**THE PROBLEM**
Each entry must appear again exactly as it does in the source.

**WORKING DATA**
↓

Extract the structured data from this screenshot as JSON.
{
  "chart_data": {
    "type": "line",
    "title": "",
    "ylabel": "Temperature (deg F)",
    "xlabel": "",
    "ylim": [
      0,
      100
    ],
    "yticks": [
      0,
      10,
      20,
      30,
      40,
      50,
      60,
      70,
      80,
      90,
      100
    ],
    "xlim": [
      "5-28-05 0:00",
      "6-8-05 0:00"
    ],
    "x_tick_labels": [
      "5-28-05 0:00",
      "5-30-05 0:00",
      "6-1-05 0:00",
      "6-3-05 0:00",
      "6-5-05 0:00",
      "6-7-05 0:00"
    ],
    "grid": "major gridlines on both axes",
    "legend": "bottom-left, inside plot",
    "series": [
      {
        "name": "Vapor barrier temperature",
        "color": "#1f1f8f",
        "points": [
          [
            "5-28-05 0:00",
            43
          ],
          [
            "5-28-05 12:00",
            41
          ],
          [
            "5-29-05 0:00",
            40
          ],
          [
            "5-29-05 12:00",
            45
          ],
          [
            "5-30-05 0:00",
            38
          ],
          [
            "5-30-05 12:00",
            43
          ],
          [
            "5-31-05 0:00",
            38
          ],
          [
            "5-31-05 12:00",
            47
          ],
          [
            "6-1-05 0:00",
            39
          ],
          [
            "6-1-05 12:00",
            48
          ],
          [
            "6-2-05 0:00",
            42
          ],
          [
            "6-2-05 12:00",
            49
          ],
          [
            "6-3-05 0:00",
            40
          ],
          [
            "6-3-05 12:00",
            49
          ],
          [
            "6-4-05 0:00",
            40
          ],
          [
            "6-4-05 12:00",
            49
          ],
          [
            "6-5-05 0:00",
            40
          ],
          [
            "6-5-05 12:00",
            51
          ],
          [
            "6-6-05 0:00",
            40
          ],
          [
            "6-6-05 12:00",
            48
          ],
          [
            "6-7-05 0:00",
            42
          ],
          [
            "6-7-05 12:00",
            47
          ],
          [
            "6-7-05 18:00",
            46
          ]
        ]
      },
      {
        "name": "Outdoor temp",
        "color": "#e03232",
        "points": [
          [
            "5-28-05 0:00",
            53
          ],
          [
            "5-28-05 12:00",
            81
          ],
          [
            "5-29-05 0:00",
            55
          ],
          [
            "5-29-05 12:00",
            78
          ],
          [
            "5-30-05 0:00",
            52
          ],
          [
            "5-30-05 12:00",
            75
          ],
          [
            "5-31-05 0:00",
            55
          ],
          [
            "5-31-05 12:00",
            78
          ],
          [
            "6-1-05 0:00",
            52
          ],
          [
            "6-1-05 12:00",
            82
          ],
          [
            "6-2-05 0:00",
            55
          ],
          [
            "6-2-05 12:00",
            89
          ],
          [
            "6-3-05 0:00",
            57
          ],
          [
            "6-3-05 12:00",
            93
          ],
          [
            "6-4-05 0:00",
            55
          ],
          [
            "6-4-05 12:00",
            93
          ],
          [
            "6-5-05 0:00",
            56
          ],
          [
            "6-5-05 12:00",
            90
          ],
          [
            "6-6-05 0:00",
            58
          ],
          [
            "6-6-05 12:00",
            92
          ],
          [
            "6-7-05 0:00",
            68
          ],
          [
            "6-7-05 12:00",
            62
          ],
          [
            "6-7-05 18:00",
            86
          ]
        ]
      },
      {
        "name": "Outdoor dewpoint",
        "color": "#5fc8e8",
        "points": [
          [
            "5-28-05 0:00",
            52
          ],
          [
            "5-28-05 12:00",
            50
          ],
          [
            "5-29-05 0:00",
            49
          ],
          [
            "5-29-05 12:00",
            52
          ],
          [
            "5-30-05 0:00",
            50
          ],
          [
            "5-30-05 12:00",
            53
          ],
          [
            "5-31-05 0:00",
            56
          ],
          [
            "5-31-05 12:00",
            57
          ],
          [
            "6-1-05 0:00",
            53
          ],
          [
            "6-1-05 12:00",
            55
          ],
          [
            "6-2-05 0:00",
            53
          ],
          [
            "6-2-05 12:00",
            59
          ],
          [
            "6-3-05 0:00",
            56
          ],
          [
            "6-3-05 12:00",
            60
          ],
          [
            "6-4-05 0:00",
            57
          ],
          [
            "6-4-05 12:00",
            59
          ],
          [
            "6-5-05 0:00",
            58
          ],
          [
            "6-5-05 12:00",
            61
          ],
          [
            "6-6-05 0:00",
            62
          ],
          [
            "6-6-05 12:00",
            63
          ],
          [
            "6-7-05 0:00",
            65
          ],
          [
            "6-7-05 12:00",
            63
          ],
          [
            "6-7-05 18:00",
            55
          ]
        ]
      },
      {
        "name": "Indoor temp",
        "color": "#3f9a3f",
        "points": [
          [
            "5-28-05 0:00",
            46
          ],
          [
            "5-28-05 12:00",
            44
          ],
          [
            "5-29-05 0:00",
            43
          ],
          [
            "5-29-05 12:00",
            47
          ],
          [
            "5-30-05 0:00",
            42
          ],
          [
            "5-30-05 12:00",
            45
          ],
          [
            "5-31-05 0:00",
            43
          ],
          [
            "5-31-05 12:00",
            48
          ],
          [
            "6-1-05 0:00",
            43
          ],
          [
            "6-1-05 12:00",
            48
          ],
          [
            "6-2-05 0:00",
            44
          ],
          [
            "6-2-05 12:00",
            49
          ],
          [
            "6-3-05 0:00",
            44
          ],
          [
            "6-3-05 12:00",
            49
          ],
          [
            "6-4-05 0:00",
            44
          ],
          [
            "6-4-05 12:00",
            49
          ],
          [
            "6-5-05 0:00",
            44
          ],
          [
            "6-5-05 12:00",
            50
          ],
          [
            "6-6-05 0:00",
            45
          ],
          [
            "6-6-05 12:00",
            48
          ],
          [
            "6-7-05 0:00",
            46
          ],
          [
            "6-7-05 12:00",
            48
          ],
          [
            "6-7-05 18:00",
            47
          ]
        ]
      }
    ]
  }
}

↑

**WRITTEN REPLY**
Extract the structured data from this screenshot as JSON.
{
  "chart_data": {
    "type": "line",
    "title": "",
    "ylabel": "Temperature (deg F)",
    "xlabel": "",
    "ylim": [
      0,
      100
    ],
    "yticks": [
      0,
      10,
      20,
      30,
      40,
      50,
      60,
      70,
      80,
      90,
      100
    ],
    "xlim": [
      "5-28-05 0:00",
      "6-8-05 0:00"
    ],
    "x_tick_labels": [
      "5-28-05 0:00",
      "5-30-05 0:00",
      "6-1-05 0:00",
      "6-3-05 0:00",
      "6-5-05 0:00",
      "6-7-05 0:00"
    ],
    "grid": "major gridlines on both axes",
    "legend": "bottom-left, inside plot",
    "series": [
      {
        "name": "Vapor barrier temperature",
        "color": "#1f1f8f",
        "points": [
          [
            "5-28-05 0:00",
            43
          ],
          [
            "5-28-05 12:00",
            41
          ],
          [
            "5-29-05 0:00",
            40
          ],
          [
            "5-29-05 12:00",
            45
          ],
          [
            "5-30-05 0:00",
            38
          ],
          [
            "5-30-05 12:00",
            43
          ],
          [
            "5-31-05 0:00",
            38
          ],
          [
            "5-31-05 12:00",
            47
          ],
          [
            "6-1-05 0:00",
            39
          ],
          [
            "6-1-05 12:00",
            48
          ],
          [
            "6-2-05 0:00",
            42
          ],
          [
            "6-2-05 12:00",
            49
          ],
          [
            "6-3-05 0:00",
            40
          ],
          [
            "6-3-05 12:00",
            49
          ],
          [
            "6-4-05 0:00",
            40
          ],
          [
            "6-4-05 12:00",
            49
          ],
          [
            "6-5-05 0:00",
            40
          ],
          [
            "6-5-05 12:00",
            51
          ],
          [
            "6-6-05 0:00",
            40
          ],
          [
            "6-6-05 12:00",
            48
          ],
          [
            "6-7-05 0:00",
            42
          ],
          [
            "6-7-05 12:00",
            47
          ],
          [
            "6-7-05 18:00",
            46
          ]
        ]
      },
      {
        "name": "Outdoor temp",
        "color": "#e03232",
        "points": [
          [
            "5-28-05 0:00",
            53
          ],
          [
            "5-28-05 12:00",
            81
          ],
          [
            "5-29-05 0:00",
            55
          ],
          [
            "5-29-05 12:00",
            78
          ],
          [
            "5-30-05 0:00",
            52
          ],
          [
            "5-30-05 12:00",
            75
          ],
          [
            "5-31-05 0:00",
            55
          ],
          [
            "5-31-05 12:00",
            78
          ],
          [
            "6-1-05 0:00",
            52
          ],
          [
            "6-1-05 12:00",
            82
          ],
          [
            "6-2-05 0:00",
            55
          ],
          [
            "6-2-05 12:00",
            89
          ],
          [
            "6-3-05 0:00",
            57
          ],
          [
            "6-3-05 12:00",
            93
          ],
          [
            "6-4-05 0:00",
            55
          ],
          [
            "6-4-05 12:00",
            93
          ],
          [
            "6-5-05 0:00",
            56
          ],
          [
            "6-5-05 12:00",
            90
          ],
          [
            "6-6-05 0:00",
            58
          ],
          [
            "6-6-05 12:00",
            92
          ],
          [
            "6-7-05 0:00",
            68
          ],
          [
            "6-7-05 12:00",
            62
          ],
          [
            "6-7-05 18:00",
            86
          ]
        ]
      },
      {
        "name": "Outdoor dewpoint",
        "color": "#5fc8e8",
        "points": [
          [
            "5-28-05 0:00",
            52
          ],
          [
            "5-28-05 12:00",
            50
          ],
          [
            "5-29-05 0:00",
            49
          ],
          [
            "5-29-05 12:00",
            52
          ],
          [
            "5-30-05 0:00",
            50
          ],
          [
            "5-30-05 12:00",
            53
          ],
          [
            "5-31-05 0:00",
            56
          ],
          [
            "5-31-05 12:00",
            57
          ],
          [
            "6-1-05 0:00",
            53
          ],
          [
            "6-1-05 12:00",
            55
          ],
          [
            "6-2-05 0:00",
            53
          ],
          [
            "6-2-05 12:00",
            59
          ],
          [
            "6-3-05 0:00",
            56
          ],
          [
            "6-3-05 12:00",
            60
          ],
          [
            "6-4-05 0:00",
            57
          ],
          [
            "6-4-05 12:00",
            59
          ],
          [
            "6-5-05 0:00",
            58
          ],
          [
            "6-5-05 12:00",
            61
          ],
          [
            "6-6-05 0:00",
            62
          ],
          [
            "6-6-05 12:00",
            63
          ],
          [
            "6-7-05 0:00",
            65
          ],
          [
            "6-7-05 12:00",
            63
          ],
          [
            "6-7-05 18:00",
            55
          ]
        ]
      },
      {
        "name": "Indoor temp",
        "color": "#3f9a3f",
        "points": [
          [
            "5-28-05 0:00",
            46
          ],
          [
            "5-28-05 12:00",
            44
          ],
          [
            "5-29-05 0:00",
            43
          ],
          [
            "5-29-05 12:00",
            47
          ],
          [
            "5-30-05 0:00",
            42
          ],
          [
            "5-30-05 12:00",
            45
          ],
          [
            "5-31-05 0:00",
            43
          ],
          [
            "5-31-05 12:00",
            48
          ],
          [
            "6-1-05 0:00",
            43
          ],
          [
            "6-1-05 12:00",
            48
          ],
          [
            "6-2-05 0:00",
            44
          ],
          [
            "6-2-05 12:00",
            49
          ],
          [
            "6-3-05 0:00",
            44
          ],
          [
            "6-3-05 12:00",
            49
          ],
          [
            "6-4-05 0:00",
            44
          ],
          [
            "6-4-05 12:00",
            49
          ],
          [
            "6-5-05 0:00",
            44
          ],
          [
            "6-5-05 12:00",
            50
          ],
          [
            "6-6-05 0:00",
            45
          ],
          [
            "6-6-05 12:00",
            48
          ],
          [
            "6-7-05 0:00",
            46
          ],
          [
            "6-7-05 12:00",
            48
          ],
          [
            "6-7-05 18:00",
            47
          ]
        ]
      }
    ]
  }
}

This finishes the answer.